==== The data

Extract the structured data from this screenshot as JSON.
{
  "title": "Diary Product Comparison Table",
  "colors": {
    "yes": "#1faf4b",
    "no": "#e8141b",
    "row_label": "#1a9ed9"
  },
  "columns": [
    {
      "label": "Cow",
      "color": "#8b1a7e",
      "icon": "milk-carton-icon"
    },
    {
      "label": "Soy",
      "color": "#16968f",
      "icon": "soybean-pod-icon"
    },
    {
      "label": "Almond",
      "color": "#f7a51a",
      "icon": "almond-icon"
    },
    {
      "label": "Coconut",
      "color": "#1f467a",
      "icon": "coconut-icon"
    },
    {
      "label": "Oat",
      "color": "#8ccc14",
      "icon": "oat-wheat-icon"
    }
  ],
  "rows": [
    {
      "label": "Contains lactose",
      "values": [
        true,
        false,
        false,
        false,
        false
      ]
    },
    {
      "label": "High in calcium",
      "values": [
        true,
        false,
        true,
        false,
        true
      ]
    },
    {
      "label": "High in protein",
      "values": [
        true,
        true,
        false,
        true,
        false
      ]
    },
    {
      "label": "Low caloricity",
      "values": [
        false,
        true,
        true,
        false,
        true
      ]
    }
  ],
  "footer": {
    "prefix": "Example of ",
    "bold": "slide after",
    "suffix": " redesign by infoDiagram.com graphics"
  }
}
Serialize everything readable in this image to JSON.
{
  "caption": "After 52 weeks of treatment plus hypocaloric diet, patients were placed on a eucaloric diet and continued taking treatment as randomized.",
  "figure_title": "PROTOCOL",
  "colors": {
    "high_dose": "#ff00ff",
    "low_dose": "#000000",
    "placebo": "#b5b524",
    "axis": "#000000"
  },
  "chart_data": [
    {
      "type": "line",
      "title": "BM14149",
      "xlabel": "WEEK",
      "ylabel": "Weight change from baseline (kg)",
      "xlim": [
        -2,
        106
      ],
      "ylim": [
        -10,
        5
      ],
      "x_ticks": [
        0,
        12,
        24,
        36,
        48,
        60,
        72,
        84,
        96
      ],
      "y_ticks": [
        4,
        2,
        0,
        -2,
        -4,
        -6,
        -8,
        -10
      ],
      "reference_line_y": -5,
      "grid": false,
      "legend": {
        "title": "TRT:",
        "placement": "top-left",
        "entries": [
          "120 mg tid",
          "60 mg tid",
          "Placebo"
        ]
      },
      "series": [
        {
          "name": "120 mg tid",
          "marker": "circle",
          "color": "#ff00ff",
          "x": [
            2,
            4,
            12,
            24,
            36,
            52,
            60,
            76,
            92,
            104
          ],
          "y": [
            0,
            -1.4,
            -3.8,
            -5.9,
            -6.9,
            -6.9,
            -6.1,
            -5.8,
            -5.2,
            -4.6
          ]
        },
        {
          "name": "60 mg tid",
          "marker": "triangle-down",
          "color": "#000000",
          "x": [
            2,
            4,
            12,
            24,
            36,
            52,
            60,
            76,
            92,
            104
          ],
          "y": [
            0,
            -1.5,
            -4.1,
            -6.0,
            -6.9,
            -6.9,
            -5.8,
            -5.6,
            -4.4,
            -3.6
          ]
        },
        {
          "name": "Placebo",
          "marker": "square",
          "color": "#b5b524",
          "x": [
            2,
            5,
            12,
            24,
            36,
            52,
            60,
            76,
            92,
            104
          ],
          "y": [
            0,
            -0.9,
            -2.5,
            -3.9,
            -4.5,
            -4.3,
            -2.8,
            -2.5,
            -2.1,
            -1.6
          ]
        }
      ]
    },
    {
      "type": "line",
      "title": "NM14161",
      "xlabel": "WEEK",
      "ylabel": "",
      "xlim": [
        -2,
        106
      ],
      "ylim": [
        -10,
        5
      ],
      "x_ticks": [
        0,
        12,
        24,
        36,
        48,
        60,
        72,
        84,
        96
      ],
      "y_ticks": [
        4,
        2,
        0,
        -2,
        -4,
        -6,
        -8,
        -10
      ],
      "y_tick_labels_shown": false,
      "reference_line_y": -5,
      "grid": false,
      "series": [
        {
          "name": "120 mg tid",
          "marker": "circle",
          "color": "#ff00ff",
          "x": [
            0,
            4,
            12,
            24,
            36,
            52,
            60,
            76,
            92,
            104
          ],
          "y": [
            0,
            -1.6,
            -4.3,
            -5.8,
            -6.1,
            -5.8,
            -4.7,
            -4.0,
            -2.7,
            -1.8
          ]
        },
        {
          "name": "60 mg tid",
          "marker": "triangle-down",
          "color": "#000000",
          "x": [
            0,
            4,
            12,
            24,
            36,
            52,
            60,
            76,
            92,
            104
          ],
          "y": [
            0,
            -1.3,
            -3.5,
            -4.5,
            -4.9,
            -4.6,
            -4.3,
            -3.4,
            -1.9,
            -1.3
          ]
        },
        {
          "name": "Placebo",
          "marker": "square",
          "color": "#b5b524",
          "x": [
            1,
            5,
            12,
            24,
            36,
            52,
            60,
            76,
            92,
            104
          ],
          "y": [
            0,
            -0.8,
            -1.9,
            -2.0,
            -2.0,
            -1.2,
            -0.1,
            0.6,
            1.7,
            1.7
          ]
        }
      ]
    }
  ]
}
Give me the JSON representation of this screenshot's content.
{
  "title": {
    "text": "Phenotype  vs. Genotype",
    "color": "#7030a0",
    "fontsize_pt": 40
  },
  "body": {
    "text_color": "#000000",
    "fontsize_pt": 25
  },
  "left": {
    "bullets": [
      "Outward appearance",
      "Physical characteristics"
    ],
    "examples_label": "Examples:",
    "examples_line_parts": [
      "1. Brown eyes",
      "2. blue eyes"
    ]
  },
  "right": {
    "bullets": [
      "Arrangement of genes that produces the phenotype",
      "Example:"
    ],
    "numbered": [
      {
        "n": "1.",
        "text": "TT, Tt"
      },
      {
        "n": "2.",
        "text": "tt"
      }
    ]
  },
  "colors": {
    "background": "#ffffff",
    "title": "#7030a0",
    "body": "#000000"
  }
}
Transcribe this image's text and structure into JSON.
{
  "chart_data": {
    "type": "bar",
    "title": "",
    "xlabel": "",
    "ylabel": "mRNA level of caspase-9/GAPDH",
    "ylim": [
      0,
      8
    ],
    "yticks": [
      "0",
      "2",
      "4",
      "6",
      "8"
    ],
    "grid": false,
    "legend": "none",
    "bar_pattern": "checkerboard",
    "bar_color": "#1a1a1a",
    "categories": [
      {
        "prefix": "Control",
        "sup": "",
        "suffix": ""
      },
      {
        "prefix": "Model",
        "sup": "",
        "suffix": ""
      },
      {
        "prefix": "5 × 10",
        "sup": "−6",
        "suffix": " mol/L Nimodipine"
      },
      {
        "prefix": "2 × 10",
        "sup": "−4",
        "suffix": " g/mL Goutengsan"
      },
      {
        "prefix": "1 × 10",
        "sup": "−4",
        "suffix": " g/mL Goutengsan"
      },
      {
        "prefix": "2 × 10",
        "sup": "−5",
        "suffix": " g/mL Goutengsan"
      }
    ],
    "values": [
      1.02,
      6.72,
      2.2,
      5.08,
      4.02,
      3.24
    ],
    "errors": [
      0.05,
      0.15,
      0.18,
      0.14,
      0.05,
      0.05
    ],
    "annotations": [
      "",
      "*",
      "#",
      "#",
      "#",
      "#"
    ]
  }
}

========

◆ **What the task asks**: An exact retyping of the full listing is required.

◆ **Answer to the problem**:
Extract the structured data from this screenshot as JSON.
{
  "title": "Diary Product Comparison Table",
  "colors": {
    "yes": "#1faf4b",
    "no": "#e8141b",
    "row_label": "#1a9ed9"
  },
  "columns": [
    {
      "label": "Cow",
      "color": "#8b1a7e",
      "icon": "milk-carton-icon"
    },
    {
      "label": "Soy",
      "color": "#16968f",
      "icon": "soybean-pod-icon"
    },
    {
      "label": "Almond",
      "color": "#f7a51a",
      "icon": "almond-icon"
    },
    {
      "label": "Coconut",
      "color": "#1f467a",
      "icon": "coconut-icon"
    },
    {
      "label": "Oat",
      "color": "#8ccc14",
      "icon": "oat-wheat-icon"
    }
  ],
  "rows": [
    {
      "label": "Contains lactose",
      "values": [
        true,
        false,
        false,
        false,
        false
      ]
    },
    {
      "label": "High in calcium",
      "values": [
        true,
        false,
        true,
        false,
        true
      ]
    },
    {
      "label": "High in protein",
      "values": [
        true,
        true,
        false,
        true,
        false
      ]
    },
    {
      "label": "Low caloricity",
      "values": [
        false,
        true,
        true,
        false,
        true
      ]
    }
  ],
  "footer": {
    "prefix": "Example of ",
    "bold": "slide after",
    "suffix": " redesign by infoDiagram.com graphics"
  }
}
Serialize everything readable in this image to JSON.
{
  "caption": "After 52 weeks of treatment plus hypocaloric diet, patients were placed on a eucaloric diet and continued taking treatment as randomized.",
  "figure_title": "PROTOCOL",
  "colors": {
    "high_dose": "#ff00ff",
    "low_dose": "#000000",
    "placebo": "#b5b524",
    "axis": "#000000"
  },
  "chart_data": [
    {
      "type": "line",
      "title": "BM14149",
      "xlabel": "WEEK",
      "ylabel": "Weight change from baseline (kg)",
      "xlim": [
        -2,
        106
      ],
      "ylim": [
        -10,
        5
      ],
      "x_ticks": [
        0,
        12,
        24,
        36,
        48,
        60,
        72,
        84,
        96
      ],
      "y_ticks": [
        4,
        2,
        0,
        -2,
        -4,
        -6,
        -8,
        -10
      ],
      "reference_line_y": -5,
      "grid": false,
      "legend": {
        "title": "TRT:",
        "placement": "top-left",
        "entries": [
          "120 mg tid",
          "60 mg tid",
          "Placebo"
        ]
      },
      "series": [
        {
          "name": "120 mg tid",
          "marker": "circle",
          "color": "#ff00ff",
          "x": [
            2,
            4,
            12,
            24,
            36,
            52,
            60,
            76,
            92,
            104
          ],
          "y": [
            0,
            -1.4,
            -3.8,
            -5.9,
            -6.9,
            -6.9,
            -6.1,
            -5.8,
            -5.2,
            -4.6
          ]
        },
        {
          "name": "60 mg tid",
          "marker": "triangle-down",
          "color": "#000000",
          "x": [
            2,
            4,
            12,
            24,
            36,
            52,
            60,
            76,
            92,
            104
          ],
          "y": [
            0,
            -1.5,
            -4.1,
            -6.0,
            -6.9,
            -6.9,
            -5.8,
            -5.6,
            -4.4,
            -3.6
          ]
        },
        {
          "name": "Placebo",
          "marker": "square",
          "color": "#b5b524",
          "x": [
            2,
            5,
            12,
            24,
            36,
            52,
            60,
            76,
            92,
            104
          ],
          "y": [
            0,
            -0.9,
            -2.5,
            -3.9,
            -4.5,
            -4.3,
            -2.8,
            -2.5,
            -2.1,
            -1.6
          ]
        }
      ]
    },
    {
      "type": "line",
      "title": "NM14161",
      "xlabel": "WEEK",
      "ylabel": "",
      "xlim": [
        -2,
        106
      ],
      "ylim": [
        -10,
        5
      ],
      "x_ticks": [
        0,
        12,
        24,
        36,
        48,
        60,
        72,
        84,
        96
      ],
      "y_ticks": [
        4,
        2,
        0,
        -2,
        -4,
        -6,
        -8,
        -10
      ],
      "y_tick_labels_shown": false,
      "reference_line_y": -5,
      "grid": false,
      "series": [
        {
          "name": "120 mg tid",
          "marker": "circle",
          "color": "#ff00ff",
          "x": [
            0,
            4,
            12,
            24,
            36,
            52,
            60,
            76,
            92,
            104
          ],
          "y": [
            0,
            -1.6,
            -4.3,
            -5.8,
            -6.1,
            -5.8,
            -4.7,
            -4.0,
            -2.7,
            -1.8
          ]
        },
        {
          "name": "60 mg tid",
          "marker": "triangle-down",
          "color": "#000000",
          "x": [
            0,
            4,
            12,
            24,
            36,
            52,
            60,
            76,
            92,
            104
          ],
          "y": [
            0,
            -1.3,
            -3.5,
            -4.5,
            -4.9,
            -4.6,
            -4.3,
            -3.4,
            -1.9,
            -1.3
          ]
        },
        {
          "name": "Placebo",
          "marker": "square",
          "color": "#b5b524",
          "x": [
            1,
            5,
            12,
            24,
            36,
            52,
            60,
            76,
            92,
            104
          ],
          "y": [
            0,
            -0.8,
            -1.9,
            -2.0,
            -2.0,
            -1.2,
            -0.1,
            0.6,
            1.7,
            1.7
          ]
        }
      ]
    }
  ]
}
Give me the JSON representation of this screenshot's content.
{
  "title": {
    "text": "Phenotype  vs. Genotype",
    "color": "#7030a0",
    "fontsize_pt": 40
  },
  "body": {
    "text_color": "#000000",
    "fontsize_pt": 25
  },
  "left": {
    "bullets": [
      "Outward appearance",
      "Physical characteristics"
    ],
    "examples_label": "Examples:",
    "examples_line_parts": [
      "1. Brown eyes",
      "2. blue eyes"
    ]
  },
  "right": {
    "bullets": [
      "Arrangement of genes that produces the phenotype",
      "Example:"
    ],
    "numbered": [
      {
        "n": "1.",
        "text": "TT, Tt"
      },
      {
        "n": "2.",
        "text": "tt"
      }
    ]
  },
  "colors": {
    "background": "#ffffff",
    "title": "#7030a0",
    "body": "#000000"
  }
}
Transcribe this image's text and structure into JSON.
{
  "chart_data": {
    "type": "bar",
    "title": "",
    "xlabel": "",
    "ylabel": "mRNA level of caspase-9/GAPDH",
    "ylim": [
      0,
      8
    ],
    "yticks": [
      "0",
      "2",
      "4",
      "6",
      "8"
    ],
    "grid": false,
    "legend": "none",
    "bar_pattern": "checkerboard",
    "bar_color": "#1a1a1a",
    "categories": [
      {
        "prefix": "Control",
        "sup": "",
        "suffix": ""
      },
      {
        "prefix": "Model",
        "sup": "",
        "suffix": ""
      },
      {
        "prefix": "5 × 10",
        "sup": "−6",
        "suffix": " mol/L Nimodipine"
      },
      {
        "prefix": "2 × 10",
        "sup": "−4",
        "suffix": " g/mL Goutengsan"
      },
      {
        "prefix": "1 × 10",
        "sup": "−4",
        "suffix": " g/mL Goutengsan"
      },
      {
        "prefix": "2 × 10",
        "sup": "−5",
        "suffix": " g/mL Goutengsan"
      }
    ],
    "values": [
      1.02,
      6.72,
      2.2,
      5.08,
      4.02,
      3.24
    ],
    "errors": [
      0.05,
      0.15,
      0.18,
      0.14,
      0.05,
      0.05
    ],
    "annotations": [
      "",
      "*",
      "#",
      "#",
      "#",
      "#"
    ]
  }
}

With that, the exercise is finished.